[Items from a figure collection]

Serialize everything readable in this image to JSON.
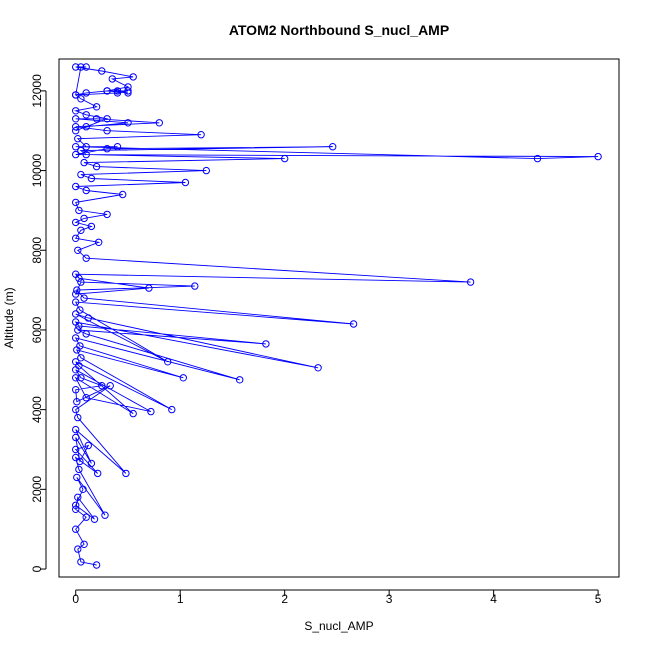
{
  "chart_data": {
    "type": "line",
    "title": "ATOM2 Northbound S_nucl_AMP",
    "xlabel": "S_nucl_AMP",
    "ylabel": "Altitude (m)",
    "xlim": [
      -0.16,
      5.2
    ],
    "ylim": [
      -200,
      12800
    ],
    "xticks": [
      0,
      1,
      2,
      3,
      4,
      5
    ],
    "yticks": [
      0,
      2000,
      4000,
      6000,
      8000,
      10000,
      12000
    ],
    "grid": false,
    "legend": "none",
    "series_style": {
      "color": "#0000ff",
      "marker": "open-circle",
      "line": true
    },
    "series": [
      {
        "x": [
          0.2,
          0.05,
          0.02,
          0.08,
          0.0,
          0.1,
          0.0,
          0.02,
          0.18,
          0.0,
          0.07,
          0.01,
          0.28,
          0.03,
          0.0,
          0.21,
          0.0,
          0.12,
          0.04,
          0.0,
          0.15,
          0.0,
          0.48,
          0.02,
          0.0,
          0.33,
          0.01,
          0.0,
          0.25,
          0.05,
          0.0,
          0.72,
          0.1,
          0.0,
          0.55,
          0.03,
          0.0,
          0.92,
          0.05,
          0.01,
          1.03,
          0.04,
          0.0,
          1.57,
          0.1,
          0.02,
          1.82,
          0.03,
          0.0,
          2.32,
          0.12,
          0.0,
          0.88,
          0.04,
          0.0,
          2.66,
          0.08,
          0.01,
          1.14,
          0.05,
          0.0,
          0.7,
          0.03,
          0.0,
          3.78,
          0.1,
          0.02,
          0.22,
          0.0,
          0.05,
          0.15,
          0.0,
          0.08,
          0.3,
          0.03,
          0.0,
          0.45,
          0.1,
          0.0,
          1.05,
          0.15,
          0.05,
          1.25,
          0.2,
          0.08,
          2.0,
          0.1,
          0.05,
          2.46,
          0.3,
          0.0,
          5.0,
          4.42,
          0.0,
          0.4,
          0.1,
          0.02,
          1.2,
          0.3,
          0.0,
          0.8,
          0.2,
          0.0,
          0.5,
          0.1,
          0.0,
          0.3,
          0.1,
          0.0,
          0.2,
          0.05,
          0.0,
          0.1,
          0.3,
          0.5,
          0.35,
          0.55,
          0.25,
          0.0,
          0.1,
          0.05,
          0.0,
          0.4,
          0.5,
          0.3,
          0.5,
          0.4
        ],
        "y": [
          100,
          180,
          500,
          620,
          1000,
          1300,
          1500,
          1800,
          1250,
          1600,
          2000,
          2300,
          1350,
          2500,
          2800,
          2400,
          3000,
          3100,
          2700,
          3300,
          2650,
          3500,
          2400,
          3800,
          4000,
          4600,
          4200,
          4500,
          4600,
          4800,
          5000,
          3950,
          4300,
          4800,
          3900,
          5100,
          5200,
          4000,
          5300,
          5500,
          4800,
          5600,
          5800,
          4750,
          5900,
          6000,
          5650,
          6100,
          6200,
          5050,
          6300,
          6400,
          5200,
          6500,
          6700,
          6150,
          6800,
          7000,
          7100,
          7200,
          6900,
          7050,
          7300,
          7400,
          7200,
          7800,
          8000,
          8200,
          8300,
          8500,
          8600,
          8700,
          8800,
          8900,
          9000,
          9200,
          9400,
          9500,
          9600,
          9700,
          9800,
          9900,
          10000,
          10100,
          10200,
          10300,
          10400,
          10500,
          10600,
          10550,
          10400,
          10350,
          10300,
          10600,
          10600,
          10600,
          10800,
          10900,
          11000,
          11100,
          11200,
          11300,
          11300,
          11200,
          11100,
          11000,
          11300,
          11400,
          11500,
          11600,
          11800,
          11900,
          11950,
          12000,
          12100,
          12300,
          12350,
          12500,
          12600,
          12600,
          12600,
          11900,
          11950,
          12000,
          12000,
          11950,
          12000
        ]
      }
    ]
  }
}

_Exercise requirements_.
Retype the listing exactly. Pictures do not belong in the copy.

_Solution to this task_.
Serialize everything readable in this image to JSON.
{
  "chart_data": {
    "type": "line",
    "title": "ATOM2 Northbound S_nucl_AMP",
    "xlabel": "S_nucl_AMP",
    "ylabel": "Altitude (m)",
    "xlim": [
      -0.16,
      5.2
    ],
    "ylim": [
      -200,
      12800
    ],
    "xticks": [
      0,
      1,
      2,
      3,
      4,
      5
    ],
    "yticks": [
      0,
      2000,
      4000,
      6000,
      8000,
      10000,
      12000
    ],
    "grid": false,
    "legend": "none",
    "series_style": {
      "color": "#0000ff",
      "marker": "open-circle",
      "line": true
    },
    "series": [
      {
        "x": [
          0.2,
          0.05,
          0.02,
          0.08,
          0.0,
          0.1,
          0.0,
          0.02,
          0.18,
          0.0,
          0.07,
          0.01,
          0.28,
          0.03,
          0.0,
          0.21,
          0.0,
          0.12,
          0.04,
          0.0,
          0.15,
          0.0,
          0.48,
          0.02,
          0.0,
          0.33,
          0.01,
          0.0,
          0.25,
          0.05,
          0.0,
          0.72,
          0.1,
          0.0,
          0.55,
          0.03,
          0.0,
          0.92,
          0.05,
          0.01,
          1.03,
          0.04,
          0.0,
          1.57,
          0.1,
          0.02,
          1.82,
          0.03,
          0.0,
          2.32,
          0.12,
          0.0,
          0.88,
          0.04,
          0.0,
          2.66,
          0.08,
          0.01,
          1.14,
          0.05,
          0.0,
          0.7,
          0.03,
          0.0,
          3.78,
          0.1,
          0.02,
          0.22,
          0.0,
          0.05,
          0.15,
          0.0,
          0.08,
          0.3,
          0.03,
          0.0,
          0.45,
          0.1,
          0.0,
          1.05,
          0.15,
          0.05,
          1.25,
          0.2,
          0.08,
          2.0,
          0.1,
          0.05,
          2.46,
          0.3,
          0.0,
          5.0,
          4.42,
          0.0,
          0.4,
          0.1,
          0.02,
          1.2,
          0.3,
          0.0,
          0.8,
          0.2,
          0.0,
          0.5,
          0.1,
          0.0,
          0.3,
          0.1,
          0.0,
          0.2,
          0.05,
          0.0,
          0.1,
          0.3,
          0.5,
          0.35,
          0.55,
          0.25,
          0.0,
          0.1,
          0.05,
          0.0,
          0.4,
          0.5,
          0.3,
          0.5,
          0.4
        ],
        "y": [
          100,
          180,
          500,
          620,
          1000,
          1300,
          1500,
          1800,
          1250,
          1600,
          2000,
          2300,
          1350,
          2500,
          2800,
          2400,
          3000,
          3100,
          2700,
          3300,
          2650,
          3500,
          2400,
          3800,
          4000,
          4600,
          4200,
          4500,
          4600,
          4800,
          5000,
          3950,
          4300,
          4800,
          3900,
          5100,
          5200,
          4000,
          5300,
          5500,
          4800,
          5600,
          5800,
          4750,
          5900,
          6000,
          5650,
          6100,
          6200,
          5050,
          6300,
          6400,
          5200,
          6500,
          6700,
          6150,
          6800,
          7000,
          7100,
          7200,
          6900,
          7050,
          7300,
          7400,
          7200,
          7800,
          8000,
          8200,
          8300,
          8500,
          8600,
          8700,
          8800,
          8900,
          9000,
          9200,
          9400,
          9500,
          9600,
          9700,
          9800,
          9900,
          10000,
          10100,
          10200,
          10300,
          10400,
          10500,
          10600,
          10550,
          10400,
          10350,
          10300,
          10600,
          10600,
          10600,
          10800,
          10900,
          11000,
          11100,
          11200,
          11300,
          11300,
          11200,
          11100,
          11000,
          11300,
          11400,
          11500,
          11600,
          11800,
          11900,
          11950,
          12000,
          12100,
          12300,
          12350,
          12500,
          12600,
          12600,
          12600,
          11900,
          11950,
          12000,
          12000,
          11950,
          12000
        ]
      }
    ]
  }
}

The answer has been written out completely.